====== Given information ======
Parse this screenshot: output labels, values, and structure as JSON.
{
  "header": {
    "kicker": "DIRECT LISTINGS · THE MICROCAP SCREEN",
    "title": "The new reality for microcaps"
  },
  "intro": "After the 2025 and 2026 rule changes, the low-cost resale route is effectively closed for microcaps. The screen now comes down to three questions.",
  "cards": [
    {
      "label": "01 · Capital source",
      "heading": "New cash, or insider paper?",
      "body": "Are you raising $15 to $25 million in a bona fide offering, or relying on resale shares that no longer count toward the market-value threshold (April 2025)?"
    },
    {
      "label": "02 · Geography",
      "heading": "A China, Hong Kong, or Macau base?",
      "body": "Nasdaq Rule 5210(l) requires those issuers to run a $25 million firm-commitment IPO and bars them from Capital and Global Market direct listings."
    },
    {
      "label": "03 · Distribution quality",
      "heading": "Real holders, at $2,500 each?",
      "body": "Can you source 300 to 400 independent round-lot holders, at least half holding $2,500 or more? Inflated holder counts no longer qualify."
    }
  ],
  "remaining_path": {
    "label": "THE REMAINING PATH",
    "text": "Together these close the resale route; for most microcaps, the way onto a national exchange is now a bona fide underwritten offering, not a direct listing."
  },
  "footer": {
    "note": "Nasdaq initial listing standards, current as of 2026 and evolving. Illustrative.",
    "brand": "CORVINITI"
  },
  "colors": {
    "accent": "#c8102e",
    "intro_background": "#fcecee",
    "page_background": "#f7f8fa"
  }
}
======
Repeat the material above in full, exactly as it stands.

Parse this screenshot: output labels, values, and structure as JSON.
{
  "header": {
    "kicker": "DIRECT LISTINGS · THE MICROCAP SCREEN",
    "title": "The new reality for microcaps"
  },
  "intro": "After the 2025 and 2026 rule changes, the low-cost resale route is effectively closed for microcaps. The screen now comes down to three questions.",
  "cards": [
    {
      "label": "01 · Capital source",
      "heading": "New cash, or insider paper?",
      "body": "Are you raising $15 to $25 million in a bona fide offering, or relying on resale shares that no longer count toward the market-value threshold (April 2025)?"
    },
    {
      "label": "02 · Geography",
      "heading": "A China, Hong Kong, or Macau base?",
      "body": "Nasdaq Rule 5210(l) requires those issuers to run a $25 million firm-commitment IPO and bars them from Capital and Global Market direct listings."
    },
    {
      "label": "03 · Distribution quality",
      "heading": "Real holders, at $2,500 each?",
      "body": "Can you source 300 to 400 independent round-lot holders, at least half holding $2,500 or more? Inflated holder counts no longer qualify."
    }
  ],
  "remaining_path": {
    "label": "THE REMAINING PATH",
    "text": "Together these close the resale route; for most microcaps, the way onto a national exchange is now a bona fide underwritten offering, not a direct listing."
  },
  "footer": {
    "note": "Nasdaq initial listing standards, current as of 2026 and evolving. Illustrative.",
    "brand": "CORVINITI"
  },
  "colors": {
    "accent": "#c8102e",
    "intro_background": "#fcecee",
    "page_background": "#f7f8fa"
  }
}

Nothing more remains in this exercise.